(What the task asks)
Copy out every line exactly as given.
★ ★ ★
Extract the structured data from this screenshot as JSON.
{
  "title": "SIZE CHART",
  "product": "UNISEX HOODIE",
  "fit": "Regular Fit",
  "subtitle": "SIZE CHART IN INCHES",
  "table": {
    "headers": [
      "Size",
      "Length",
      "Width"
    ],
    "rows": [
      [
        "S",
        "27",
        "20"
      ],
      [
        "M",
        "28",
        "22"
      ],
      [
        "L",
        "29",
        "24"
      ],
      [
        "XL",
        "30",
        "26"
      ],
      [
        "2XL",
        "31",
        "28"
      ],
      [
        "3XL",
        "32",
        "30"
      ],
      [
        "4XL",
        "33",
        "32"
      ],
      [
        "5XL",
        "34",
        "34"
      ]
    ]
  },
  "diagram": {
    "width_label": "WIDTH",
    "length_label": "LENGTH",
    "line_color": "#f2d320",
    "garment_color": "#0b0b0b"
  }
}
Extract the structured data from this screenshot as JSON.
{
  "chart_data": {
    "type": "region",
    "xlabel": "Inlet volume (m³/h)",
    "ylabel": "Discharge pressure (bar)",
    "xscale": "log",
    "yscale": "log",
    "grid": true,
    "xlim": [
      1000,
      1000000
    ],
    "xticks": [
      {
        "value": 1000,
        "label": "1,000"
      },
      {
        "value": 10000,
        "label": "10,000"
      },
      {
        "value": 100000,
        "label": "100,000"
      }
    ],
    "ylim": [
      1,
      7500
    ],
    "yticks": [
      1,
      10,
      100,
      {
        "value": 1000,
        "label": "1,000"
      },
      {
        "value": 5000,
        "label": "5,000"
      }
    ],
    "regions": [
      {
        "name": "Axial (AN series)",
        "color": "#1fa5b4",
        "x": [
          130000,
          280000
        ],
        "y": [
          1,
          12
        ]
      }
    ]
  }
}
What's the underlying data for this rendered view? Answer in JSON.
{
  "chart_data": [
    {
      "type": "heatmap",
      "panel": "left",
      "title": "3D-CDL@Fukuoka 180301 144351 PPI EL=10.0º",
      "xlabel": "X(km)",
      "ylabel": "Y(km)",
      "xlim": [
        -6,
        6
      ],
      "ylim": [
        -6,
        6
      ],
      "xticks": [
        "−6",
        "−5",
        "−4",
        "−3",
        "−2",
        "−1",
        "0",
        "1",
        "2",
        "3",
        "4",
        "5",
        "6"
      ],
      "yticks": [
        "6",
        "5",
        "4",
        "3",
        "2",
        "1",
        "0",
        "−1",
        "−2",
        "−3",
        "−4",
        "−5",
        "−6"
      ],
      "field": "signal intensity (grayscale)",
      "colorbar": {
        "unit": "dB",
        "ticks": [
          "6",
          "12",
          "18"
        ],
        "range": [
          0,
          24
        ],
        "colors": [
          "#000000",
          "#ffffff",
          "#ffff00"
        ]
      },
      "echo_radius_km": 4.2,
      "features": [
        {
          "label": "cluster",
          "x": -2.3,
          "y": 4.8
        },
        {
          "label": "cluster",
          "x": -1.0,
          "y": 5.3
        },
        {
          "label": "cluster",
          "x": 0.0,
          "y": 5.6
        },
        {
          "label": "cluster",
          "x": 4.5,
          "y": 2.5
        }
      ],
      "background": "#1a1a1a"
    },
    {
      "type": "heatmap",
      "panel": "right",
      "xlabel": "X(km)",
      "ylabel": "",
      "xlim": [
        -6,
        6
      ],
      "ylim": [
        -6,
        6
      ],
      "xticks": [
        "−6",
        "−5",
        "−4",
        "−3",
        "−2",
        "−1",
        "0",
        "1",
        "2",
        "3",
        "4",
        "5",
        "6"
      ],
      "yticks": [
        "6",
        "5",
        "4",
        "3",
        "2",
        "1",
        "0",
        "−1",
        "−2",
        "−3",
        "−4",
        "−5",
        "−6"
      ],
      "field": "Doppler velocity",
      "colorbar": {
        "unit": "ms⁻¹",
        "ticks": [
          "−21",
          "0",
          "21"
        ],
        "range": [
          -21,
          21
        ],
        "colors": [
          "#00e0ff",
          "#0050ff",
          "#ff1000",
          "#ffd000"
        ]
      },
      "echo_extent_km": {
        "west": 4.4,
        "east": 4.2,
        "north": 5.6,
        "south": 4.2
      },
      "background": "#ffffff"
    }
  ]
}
★ ★ ★
(Answer for this exercise)
Extract the structured data from this screenshot as JSON.
{
  "title": "SIZE CHART",
  "product": "UNISEX HOODIE",
  "fit": "Regular Fit",
  "subtitle": "SIZE CHART IN INCHES",
  "table": {
    "headers": [
      "Size",
      "Length",
      "Width"
    ],
    "rows": [
      [
        "S",
        "27",
        "20"
      ],
      [
        "M",
        "28",
        "22"
      ],
      [
        "L",
        "29",
        "24"
      ],
      [
        "XL",
        "30",
        "26"
      ],
      [
        "2XL",
        "31",
        "28"
      ],
      [
        "3XL",
        "32",
        "30"
      ],
      [
        "4XL",
        "33",
        "32"
      ],
      [
        "5XL",
        "34",
        "34"
      ]
    ]
  },
  "diagram": {
    "width_label": "WIDTH",
    "length_label": "LENGTH",
    "line_color": "#f2d320",
    "garment_color": "#0b0b0b"
  }
}
Extract the structured data from this screenshot as JSON.
{
  "chart_data": {
    "type": "region",
    "xlabel": "Inlet volume (m³/h)",
    "ylabel": "Discharge pressure (bar)",
    "xscale": "log",
    "yscale": "log",
    "grid": true,
    "xlim": [
      1000,
      1000000
    ],
    "xticks": [
      {
        "value": 1000,
        "label": "1,000"
      },
      {
        "value": 10000,
        "label": "10,000"
      },
      {
        "value": 100000,
        "label": "100,000"
      }
    ],
    "ylim": [
      1,
      7500
    ],
    "yticks": [
      1,
      10,
      100,
      {
        "value": 1000,
        "label": "1,000"
      },
      {
        "value": 5000,
        "label": "5,000"
      }
    ],
    "regions": [
      {
        "name": "Axial (AN series)",
        "color": "#1fa5b4",
        "x": [
          130000,
          280000
        ],
        "y": [
          1,
          12
        ]
      }
    ]
  }
}
What's the underlying data for this rendered view? Answer in JSON.
{
  "chart_data": [
    {
      "type": "heatmap",
      "panel": "left",
      "title": "3D-CDL@Fukuoka 180301 144351 PPI EL=10.0º",
      "xlabel": "X(km)",
      "ylabel": "Y(km)",
      "xlim": [
        -6,
        6
      ],
      "ylim": [
        -6,
        6
      ],
      "xticks": [
        "−6",
        "−5",
        "−4",
        "−3",
        "−2",
        "−1",
        "0",
        "1",
        "2",
        "3",
        "4",
        "5",
        "6"
      ],
      "yticks": [
        "6",
        "5",
        "4",
        "3",
        "2",
        "1",
        "0",
        "−1",
        "−2",
        "−3",
        "−4",
        "−5",
        "−6"
      ],
      "field": "signal intensity (grayscale)",
      "colorbar": {
        "unit": "dB",
        "ticks": [
          "6",
          "12",
          "18"
        ],
        "range": [
          0,
          24
        ],
        "colors": [
          "#000000",
          "#ffffff",
          "#ffff00"
        ]
      },
      "echo_radius_km": 4.2,
      "features": [
        {
          "label": "cluster",
          "x": -2.3,
          "y": 4.8
        },
        {
          "label": "cluster",
          "x": -1.0,
          "y": 5.3
        },
        {
          "label": "cluster",
          "x": 0.0,
          "y": 5.6
        },
        {
          "label": "cluster",
          "x": 4.5,
          "y": 2.5
        }
      ],
      "background": "#1a1a1a"
    },
    {
      "type": "heatmap",
      "panel": "right",
      "xlabel": "X(km)",
      "ylabel": "",
      "xlim": [
        -6,
        6
      ],
      "ylim": [
        -6,
        6
      ],
      "xticks": [
        "−6",
        "−5",
        "−4",
        "−3",
        "−2",
        "−1",
        "0",
        "1",
        "2",
        "3",
        "4",
        "5",
        "6"
      ],
      "yticks": [
        "6",
        "5",
        "4",
        "3",
        "2",
        "1",
        "0",
        "−1",
        "−2",
        "−3",
        "−4",
        "−5",
        "−6"
      ],
      "field": "Doppler velocity",
      "colorbar": {
        "unit": "ms⁻¹",
        "ticks": [
          "−21",
          "0",
          "21"
        ],
        "range": [
          -21,
          21
        ],
        "colors": [
          "#00e0ff",
          "#0050ff",
          "#ff1000",
          "#ffd000"
        ]
      },
      "echo_extent_km": {
        "west": 4.4,
        "east": 4.2,
        "north": 5.6,
        "south": 4.2
      },
      "background": "#ffffff"
    }
  ]
}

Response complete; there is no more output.